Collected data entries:
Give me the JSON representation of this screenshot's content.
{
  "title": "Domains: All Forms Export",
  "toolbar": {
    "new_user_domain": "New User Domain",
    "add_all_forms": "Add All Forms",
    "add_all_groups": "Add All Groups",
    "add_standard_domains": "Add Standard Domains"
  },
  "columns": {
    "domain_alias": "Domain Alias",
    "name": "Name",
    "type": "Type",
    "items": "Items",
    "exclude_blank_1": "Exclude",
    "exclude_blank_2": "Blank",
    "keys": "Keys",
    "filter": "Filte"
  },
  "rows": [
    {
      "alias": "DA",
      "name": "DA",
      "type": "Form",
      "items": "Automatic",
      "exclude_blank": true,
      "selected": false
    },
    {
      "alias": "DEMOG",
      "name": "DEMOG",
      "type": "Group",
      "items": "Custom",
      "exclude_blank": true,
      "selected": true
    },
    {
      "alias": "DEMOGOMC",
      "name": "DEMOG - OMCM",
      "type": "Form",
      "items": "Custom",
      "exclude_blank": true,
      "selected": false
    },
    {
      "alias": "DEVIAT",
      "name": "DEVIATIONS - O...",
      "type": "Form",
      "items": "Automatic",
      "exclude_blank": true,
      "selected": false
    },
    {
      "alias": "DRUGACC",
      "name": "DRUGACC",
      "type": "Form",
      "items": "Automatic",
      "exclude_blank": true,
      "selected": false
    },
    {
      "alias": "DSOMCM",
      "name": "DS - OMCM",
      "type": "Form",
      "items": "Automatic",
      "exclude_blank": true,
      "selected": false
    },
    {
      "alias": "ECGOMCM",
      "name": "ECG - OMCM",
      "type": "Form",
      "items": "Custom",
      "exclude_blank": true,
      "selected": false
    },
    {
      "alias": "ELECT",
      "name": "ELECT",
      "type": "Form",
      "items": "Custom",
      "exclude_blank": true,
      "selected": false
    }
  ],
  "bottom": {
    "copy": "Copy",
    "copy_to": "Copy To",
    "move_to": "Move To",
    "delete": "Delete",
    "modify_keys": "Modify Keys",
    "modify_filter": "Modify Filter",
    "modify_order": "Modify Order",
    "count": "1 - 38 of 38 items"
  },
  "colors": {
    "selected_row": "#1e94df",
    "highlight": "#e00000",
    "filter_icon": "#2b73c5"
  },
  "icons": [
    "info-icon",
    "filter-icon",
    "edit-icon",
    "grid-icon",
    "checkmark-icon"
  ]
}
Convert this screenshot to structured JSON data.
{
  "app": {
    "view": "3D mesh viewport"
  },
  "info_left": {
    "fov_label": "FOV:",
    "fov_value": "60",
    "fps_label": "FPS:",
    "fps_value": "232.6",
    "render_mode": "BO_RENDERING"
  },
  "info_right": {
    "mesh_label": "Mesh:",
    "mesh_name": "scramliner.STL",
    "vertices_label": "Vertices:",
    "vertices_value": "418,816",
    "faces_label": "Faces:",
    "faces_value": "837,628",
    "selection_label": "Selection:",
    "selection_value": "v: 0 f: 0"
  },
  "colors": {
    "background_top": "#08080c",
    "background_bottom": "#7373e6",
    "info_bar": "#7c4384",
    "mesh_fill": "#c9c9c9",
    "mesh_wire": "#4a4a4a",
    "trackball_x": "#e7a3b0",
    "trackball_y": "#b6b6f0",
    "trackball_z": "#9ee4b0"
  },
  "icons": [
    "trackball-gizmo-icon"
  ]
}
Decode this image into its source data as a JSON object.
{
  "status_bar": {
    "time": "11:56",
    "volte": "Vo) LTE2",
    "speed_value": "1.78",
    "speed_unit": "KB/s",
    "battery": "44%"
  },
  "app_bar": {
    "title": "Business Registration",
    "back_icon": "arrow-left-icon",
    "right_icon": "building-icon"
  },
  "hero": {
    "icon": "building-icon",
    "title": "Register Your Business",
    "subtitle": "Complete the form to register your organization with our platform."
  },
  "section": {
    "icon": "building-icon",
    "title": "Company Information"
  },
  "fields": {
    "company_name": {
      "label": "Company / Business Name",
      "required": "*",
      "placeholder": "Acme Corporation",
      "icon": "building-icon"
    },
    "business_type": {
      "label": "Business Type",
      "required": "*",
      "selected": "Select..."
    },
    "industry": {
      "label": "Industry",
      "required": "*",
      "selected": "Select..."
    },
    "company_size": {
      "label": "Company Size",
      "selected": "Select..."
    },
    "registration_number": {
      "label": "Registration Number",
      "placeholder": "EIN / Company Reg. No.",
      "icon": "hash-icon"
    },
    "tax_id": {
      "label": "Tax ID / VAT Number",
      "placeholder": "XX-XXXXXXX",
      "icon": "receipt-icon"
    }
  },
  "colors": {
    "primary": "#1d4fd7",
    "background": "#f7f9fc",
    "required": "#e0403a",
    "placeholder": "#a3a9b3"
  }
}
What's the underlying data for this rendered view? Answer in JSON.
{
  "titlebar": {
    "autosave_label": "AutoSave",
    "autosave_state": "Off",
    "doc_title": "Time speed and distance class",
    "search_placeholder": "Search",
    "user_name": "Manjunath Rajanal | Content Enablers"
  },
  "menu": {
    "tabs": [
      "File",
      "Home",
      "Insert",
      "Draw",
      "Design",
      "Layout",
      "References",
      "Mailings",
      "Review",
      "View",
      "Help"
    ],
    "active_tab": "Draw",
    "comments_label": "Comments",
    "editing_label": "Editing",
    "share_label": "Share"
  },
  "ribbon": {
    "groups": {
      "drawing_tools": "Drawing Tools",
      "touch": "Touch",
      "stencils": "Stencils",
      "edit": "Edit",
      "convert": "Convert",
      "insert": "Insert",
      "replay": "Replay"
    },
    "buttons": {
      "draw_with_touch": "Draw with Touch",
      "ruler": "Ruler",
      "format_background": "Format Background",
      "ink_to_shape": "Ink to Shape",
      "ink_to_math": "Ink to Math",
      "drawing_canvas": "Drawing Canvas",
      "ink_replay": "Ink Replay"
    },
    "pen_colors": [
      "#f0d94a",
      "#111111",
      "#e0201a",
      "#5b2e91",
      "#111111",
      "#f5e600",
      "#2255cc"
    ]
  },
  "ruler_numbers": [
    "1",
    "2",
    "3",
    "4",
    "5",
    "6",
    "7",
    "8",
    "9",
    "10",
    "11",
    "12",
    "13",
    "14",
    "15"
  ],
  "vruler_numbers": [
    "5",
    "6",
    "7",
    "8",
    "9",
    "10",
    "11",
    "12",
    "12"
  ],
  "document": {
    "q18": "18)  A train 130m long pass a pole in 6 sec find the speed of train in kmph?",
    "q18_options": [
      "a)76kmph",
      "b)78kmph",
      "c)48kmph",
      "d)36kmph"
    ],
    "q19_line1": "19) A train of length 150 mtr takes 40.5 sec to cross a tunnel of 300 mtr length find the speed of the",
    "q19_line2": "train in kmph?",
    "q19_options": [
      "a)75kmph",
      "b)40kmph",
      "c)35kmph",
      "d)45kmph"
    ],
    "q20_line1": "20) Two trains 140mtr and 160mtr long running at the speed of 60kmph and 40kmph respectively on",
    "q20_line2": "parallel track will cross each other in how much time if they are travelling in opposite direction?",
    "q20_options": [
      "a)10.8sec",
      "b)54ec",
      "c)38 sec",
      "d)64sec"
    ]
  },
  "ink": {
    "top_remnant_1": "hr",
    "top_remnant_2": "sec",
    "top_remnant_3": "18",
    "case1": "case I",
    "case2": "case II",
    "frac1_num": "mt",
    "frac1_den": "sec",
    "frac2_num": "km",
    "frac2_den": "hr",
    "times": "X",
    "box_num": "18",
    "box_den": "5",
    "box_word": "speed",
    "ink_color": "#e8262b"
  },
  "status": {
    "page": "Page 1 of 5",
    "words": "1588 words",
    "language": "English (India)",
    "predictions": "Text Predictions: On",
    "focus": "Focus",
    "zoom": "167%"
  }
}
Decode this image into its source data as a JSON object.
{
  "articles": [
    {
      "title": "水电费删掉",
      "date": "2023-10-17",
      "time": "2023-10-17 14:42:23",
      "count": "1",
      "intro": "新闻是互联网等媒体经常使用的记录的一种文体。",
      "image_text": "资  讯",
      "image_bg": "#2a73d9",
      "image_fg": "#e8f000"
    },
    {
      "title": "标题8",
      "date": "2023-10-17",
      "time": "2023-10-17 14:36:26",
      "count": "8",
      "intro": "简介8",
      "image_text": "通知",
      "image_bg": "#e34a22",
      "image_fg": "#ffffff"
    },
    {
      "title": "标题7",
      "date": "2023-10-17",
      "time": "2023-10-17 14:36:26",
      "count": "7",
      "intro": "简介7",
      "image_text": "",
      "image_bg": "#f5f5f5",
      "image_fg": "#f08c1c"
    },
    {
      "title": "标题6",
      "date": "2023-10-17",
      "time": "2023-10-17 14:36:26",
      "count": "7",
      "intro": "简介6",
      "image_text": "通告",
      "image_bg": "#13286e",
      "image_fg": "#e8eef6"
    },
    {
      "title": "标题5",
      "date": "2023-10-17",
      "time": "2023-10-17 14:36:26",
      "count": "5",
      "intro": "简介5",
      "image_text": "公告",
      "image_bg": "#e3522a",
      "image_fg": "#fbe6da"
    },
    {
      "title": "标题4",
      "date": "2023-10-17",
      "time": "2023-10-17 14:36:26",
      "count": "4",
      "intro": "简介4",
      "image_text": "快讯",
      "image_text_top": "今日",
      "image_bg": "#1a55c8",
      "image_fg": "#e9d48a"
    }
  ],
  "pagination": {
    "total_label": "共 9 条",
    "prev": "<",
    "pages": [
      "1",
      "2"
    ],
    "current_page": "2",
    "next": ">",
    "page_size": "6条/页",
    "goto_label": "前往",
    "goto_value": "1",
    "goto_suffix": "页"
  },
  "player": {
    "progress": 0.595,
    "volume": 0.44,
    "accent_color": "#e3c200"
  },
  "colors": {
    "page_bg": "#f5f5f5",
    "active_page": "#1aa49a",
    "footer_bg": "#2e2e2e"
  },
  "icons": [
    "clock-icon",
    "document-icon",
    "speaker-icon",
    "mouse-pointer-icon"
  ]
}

Short task: Reply with nothing but a number: how many lines of the entries above contain the string "Convert"?

The reply: 2